RECORD SET:
—————
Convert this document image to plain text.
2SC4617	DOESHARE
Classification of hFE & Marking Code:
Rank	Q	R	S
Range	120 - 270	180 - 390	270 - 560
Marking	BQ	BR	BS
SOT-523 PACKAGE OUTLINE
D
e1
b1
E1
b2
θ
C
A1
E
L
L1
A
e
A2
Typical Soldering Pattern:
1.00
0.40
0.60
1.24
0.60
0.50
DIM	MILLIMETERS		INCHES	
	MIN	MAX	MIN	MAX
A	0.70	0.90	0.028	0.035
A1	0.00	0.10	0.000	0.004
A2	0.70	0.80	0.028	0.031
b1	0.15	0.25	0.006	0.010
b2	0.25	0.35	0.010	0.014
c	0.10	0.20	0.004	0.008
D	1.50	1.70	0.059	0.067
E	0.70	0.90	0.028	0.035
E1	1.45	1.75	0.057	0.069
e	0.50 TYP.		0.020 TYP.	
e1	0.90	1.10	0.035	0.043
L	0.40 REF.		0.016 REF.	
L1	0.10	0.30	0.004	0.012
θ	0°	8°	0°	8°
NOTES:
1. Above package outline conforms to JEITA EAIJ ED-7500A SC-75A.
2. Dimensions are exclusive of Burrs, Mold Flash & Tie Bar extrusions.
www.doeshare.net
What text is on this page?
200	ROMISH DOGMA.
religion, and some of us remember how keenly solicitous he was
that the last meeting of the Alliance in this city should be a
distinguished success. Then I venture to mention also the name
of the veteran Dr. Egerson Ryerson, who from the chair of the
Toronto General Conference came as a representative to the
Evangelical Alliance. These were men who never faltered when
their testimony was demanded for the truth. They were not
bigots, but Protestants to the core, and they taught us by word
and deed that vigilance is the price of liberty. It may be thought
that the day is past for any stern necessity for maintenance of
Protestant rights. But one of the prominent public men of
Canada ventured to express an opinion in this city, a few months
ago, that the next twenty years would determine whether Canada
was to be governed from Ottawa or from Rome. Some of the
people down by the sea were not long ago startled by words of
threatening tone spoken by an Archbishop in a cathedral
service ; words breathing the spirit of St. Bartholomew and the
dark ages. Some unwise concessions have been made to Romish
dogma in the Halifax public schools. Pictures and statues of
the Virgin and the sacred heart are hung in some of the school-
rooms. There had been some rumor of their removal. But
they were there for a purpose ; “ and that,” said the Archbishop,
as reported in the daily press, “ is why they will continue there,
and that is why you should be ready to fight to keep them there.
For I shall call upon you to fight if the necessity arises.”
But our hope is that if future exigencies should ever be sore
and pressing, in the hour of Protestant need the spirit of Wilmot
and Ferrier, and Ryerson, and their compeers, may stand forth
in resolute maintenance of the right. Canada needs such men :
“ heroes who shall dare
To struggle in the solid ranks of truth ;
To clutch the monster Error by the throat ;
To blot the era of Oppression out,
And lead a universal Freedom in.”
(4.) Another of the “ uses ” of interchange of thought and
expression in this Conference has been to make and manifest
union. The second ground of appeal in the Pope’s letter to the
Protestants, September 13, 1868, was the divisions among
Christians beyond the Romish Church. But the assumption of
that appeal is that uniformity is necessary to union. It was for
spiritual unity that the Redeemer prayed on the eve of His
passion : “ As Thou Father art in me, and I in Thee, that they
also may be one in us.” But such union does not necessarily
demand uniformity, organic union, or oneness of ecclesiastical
—————
TASK DETAILS: Type the whole listing again, unaltered.

RESPONSE TO THIS EXERCISE:
Convert this document image to plain text.
2SC4617	DOESHARE
Classification of hFE & Marking Code:
Rank	Q	R	S
Range	120 - 270	180 - 390	270 - 560
Marking	BQ	BR	BS
SOT-523 PACKAGE OUTLINE
D
e1
b1
E1
b2
θ
C
A1
E
L
L1
A
e
A2
Typical Soldering Pattern:
1.00
0.40
0.60
1.24
0.60
0.50
DIM	MILLIMETERS		INCHES	
	MIN	MAX	MIN	MAX
A	0.70	0.90	0.028	0.035
A1	0.00	0.10	0.000	0.004
A2	0.70	0.80	0.028	0.031
b1	0.15	0.25	0.006	0.010
b2	0.25	0.35	0.010	0.014
c	0.10	0.20	0.004	0.008
D	1.50	1.70	0.059	0.067
E	0.70	0.90	0.028	0.035
E1	1.45	1.75	0.057	0.069
e	0.50 TYP.		0.020 TYP.	
e1	0.90	1.10	0.035	0.043
L	0.40 REF.		0.016 REF.	
L1	0.10	0.30	0.004	0.012
θ	0°	8°	0°	8°
NOTES:
1. Above package outline conforms to JEITA EAIJ ED-7500A SC-75A.
2. Dimensions are exclusive of Burrs, Mold Flash & Tie Bar extrusions.
www.doeshare.net
What text is on this page?
200	ROMISH DOGMA.
religion, and some of us remember how keenly solicitous he was
that the last meeting of the Alliance in this city should be a
distinguished success. Then I venture to mention also the name
of the veteran Dr. Egerson Ryerson, who from the chair of the
Toronto General Conference came as a representative to the
Evangelical Alliance. These were men who never faltered when
their testimony was demanded for the truth. They were not
bigots, but Protestants to the core, and they taught us by word
and deed that vigilance is the price of liberty. It may be thought
that the day is past for any stern necessity for maintenance of
Protestant rights. But one of the prominent public men of
Canada ventured to express an opinion in this city, a few months
ago, that the next twenty years would determine whether Canada
was to be governed from Ottawa or from Rome. Some of the
people down by the sea were not long ago startled by words of
threatening tone spoken by an Archbishop in a cathedral
service ; words breathing the spirit of St. Bartholomew and the
dark ages. Some unwise concessions have been made to Romish
dogma in the Halifax public schools. Pictures and statues of
the Virgin and the sacred heart are hung in some of the school-
rooms. There had been some rumor of their removal. But
they were there for a purpose ; “ and that,” said the Archbishop,
as reported in the daily press, “ is why they will continue there,
and that is why you should be ready to fight to keep them there.
For I shall call upon you to fight if the necessity arises.”
But our hope is that if future exigencies should ever be sore
and pressing, in the hour of Protestant need the spirit of Wilmot
and Ferrier, and Ryerson, and their compeers, may stand forth
in resolute maintenance of the right. Canada needs such men :
“ heroes who shall dare
To struggle in the solid ranks of truth ;
To clutch the monster Error by the throat ;
To blot the era of Oppression out,
And lead a universal Freedom in.”
(4.) Another of the “ uses ” of interchange of thought and
expression in this Conference has been to make and manifest
union. The second ground of appeal in the Pope’s letter to the
Protestants, September 13, 1868, was the divisions among
Christians beyond the Romish Church. But the assumption of
that appeal is that uniformity is necessary to union. It was for
spiritual unity that the Redeemer prayed on the eve of His
passion : “ As Thou Father art in me, and I in Thee, that they
also may be one in us.” But such union does not necessarily
demand uniformity, organic union, or oneness of ecclesiastical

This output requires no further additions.